WRITTEN EXERCISE. Copy every line that contains the string "JSON" from the entries below.

ITEMS.
---+---

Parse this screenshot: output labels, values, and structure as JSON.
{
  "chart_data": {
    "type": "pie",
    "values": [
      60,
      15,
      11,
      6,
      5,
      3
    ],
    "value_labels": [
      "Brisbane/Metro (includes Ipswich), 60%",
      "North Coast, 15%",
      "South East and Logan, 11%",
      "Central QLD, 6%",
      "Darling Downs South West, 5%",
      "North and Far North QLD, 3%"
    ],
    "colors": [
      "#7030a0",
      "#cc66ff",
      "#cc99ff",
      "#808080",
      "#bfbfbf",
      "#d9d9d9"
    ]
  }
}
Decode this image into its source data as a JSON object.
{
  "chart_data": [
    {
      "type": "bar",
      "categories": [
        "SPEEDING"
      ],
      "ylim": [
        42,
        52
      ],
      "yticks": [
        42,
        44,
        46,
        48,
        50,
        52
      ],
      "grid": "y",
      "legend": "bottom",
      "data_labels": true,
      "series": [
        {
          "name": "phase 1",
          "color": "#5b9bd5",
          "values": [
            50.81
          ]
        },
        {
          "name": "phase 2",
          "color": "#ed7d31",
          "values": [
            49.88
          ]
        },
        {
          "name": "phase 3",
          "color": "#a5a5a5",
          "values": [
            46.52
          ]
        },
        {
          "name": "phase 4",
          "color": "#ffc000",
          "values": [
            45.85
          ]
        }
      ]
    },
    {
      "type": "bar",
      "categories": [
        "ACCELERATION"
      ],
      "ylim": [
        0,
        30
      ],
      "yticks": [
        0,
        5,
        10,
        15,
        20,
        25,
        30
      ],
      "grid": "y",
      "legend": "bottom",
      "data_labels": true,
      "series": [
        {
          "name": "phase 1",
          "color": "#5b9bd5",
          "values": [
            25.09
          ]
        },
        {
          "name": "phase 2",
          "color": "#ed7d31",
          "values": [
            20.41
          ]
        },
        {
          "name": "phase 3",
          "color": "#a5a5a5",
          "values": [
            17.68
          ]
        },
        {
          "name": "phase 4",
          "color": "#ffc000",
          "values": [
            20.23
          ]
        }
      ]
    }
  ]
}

---+---

WRITTEN REPLY.
Parse this screenshot: output labels, values, and structure as JSON.
Decode this image into its source data as a JSON object.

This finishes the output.